---------- RAW DATA

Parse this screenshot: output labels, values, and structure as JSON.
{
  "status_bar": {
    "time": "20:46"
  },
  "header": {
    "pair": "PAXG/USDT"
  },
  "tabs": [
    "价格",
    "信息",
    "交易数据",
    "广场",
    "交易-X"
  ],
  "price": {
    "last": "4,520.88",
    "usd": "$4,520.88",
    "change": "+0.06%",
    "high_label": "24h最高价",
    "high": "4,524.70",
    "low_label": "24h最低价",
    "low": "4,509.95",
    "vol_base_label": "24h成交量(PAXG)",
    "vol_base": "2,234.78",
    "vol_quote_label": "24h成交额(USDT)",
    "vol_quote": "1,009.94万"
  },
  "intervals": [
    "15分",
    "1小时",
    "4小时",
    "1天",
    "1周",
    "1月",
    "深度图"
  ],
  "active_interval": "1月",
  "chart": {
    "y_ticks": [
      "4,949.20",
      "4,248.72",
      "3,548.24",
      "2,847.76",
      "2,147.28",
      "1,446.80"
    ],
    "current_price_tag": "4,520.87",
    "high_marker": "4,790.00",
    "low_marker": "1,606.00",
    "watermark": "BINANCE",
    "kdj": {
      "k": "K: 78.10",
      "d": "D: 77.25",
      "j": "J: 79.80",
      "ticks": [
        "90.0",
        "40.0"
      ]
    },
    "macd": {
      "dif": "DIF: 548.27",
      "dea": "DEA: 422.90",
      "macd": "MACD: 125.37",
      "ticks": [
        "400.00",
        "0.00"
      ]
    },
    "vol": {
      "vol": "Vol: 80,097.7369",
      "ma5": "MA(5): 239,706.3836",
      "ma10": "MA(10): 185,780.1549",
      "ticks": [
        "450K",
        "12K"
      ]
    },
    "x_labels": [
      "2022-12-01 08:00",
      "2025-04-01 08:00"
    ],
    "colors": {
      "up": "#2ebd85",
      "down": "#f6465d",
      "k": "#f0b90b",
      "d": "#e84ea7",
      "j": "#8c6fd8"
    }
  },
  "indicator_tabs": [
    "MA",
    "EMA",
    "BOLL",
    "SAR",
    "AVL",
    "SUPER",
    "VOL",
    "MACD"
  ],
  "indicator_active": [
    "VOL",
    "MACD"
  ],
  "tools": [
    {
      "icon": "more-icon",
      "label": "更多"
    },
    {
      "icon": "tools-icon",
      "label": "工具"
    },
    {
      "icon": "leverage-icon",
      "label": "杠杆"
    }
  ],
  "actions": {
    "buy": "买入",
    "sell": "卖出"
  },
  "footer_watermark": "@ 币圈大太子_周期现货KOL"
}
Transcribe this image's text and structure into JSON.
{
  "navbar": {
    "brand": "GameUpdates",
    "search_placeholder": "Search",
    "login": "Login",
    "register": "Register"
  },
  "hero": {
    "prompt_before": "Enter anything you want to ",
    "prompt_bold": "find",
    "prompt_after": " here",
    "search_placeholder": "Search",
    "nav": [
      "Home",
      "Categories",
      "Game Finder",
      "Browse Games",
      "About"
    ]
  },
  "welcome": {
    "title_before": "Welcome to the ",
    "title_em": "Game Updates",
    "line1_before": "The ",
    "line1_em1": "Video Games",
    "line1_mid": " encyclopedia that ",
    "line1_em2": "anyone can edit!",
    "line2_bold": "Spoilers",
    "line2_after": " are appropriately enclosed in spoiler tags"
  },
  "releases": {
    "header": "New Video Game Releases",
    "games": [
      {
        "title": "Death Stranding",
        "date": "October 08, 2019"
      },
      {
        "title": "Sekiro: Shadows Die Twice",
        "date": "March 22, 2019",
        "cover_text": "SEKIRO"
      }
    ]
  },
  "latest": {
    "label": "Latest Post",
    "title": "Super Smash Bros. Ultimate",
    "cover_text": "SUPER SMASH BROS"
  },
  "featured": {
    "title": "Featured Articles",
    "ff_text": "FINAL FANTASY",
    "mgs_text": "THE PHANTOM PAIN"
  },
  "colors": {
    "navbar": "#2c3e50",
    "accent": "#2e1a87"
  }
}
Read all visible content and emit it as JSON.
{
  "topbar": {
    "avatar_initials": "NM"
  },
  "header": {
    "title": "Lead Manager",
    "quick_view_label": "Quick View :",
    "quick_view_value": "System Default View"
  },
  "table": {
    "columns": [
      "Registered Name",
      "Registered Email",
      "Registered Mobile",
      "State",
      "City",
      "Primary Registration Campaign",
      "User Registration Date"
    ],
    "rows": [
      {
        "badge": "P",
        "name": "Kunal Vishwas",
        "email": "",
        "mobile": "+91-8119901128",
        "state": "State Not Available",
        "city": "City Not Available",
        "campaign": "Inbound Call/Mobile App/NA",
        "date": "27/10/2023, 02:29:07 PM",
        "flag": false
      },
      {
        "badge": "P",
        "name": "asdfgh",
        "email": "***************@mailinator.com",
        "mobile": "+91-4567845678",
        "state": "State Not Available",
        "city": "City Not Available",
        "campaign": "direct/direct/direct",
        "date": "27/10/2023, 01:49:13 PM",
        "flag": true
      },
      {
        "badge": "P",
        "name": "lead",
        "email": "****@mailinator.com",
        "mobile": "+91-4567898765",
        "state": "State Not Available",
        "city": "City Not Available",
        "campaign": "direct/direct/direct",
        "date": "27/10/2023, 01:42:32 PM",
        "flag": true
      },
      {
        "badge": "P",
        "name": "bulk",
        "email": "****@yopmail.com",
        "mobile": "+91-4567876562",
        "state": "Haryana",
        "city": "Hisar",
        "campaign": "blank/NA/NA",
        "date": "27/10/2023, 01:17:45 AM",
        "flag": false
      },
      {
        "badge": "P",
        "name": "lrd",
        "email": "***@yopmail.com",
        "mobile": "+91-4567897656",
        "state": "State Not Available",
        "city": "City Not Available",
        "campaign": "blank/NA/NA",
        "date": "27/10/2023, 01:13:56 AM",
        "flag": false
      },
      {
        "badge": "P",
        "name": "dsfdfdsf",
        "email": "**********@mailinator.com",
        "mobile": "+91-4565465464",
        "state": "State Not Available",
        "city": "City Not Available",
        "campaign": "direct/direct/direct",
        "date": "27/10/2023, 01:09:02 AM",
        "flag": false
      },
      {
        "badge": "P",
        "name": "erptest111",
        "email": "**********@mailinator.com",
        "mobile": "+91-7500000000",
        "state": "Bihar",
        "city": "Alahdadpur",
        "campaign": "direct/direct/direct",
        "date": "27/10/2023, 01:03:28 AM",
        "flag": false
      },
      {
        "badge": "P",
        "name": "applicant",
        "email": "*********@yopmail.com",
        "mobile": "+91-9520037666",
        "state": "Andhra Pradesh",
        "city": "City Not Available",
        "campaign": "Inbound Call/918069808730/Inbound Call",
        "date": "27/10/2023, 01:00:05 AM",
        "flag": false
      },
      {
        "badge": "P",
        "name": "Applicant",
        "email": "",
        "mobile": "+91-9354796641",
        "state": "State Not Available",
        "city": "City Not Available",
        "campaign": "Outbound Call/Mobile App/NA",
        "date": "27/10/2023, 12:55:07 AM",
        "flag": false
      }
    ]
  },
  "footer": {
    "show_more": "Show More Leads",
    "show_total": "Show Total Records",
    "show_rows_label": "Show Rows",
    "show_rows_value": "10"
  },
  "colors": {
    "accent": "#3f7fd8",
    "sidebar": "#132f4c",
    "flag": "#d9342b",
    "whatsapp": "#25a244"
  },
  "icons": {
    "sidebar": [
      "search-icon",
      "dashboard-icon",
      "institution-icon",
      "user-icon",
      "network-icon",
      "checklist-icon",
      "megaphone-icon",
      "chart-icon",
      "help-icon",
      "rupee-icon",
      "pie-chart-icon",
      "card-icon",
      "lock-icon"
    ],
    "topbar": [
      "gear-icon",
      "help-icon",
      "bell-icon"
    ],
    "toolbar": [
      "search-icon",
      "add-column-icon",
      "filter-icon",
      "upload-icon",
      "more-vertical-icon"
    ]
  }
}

--------------------

**BRIEF**
Pick out the lines that have the word "USDT". Copy them all.

**OUTPUT OF THE TASK**
    "pair": "PAXG/USDT"
    "vol_quote_label": "24h成交额(USDT)",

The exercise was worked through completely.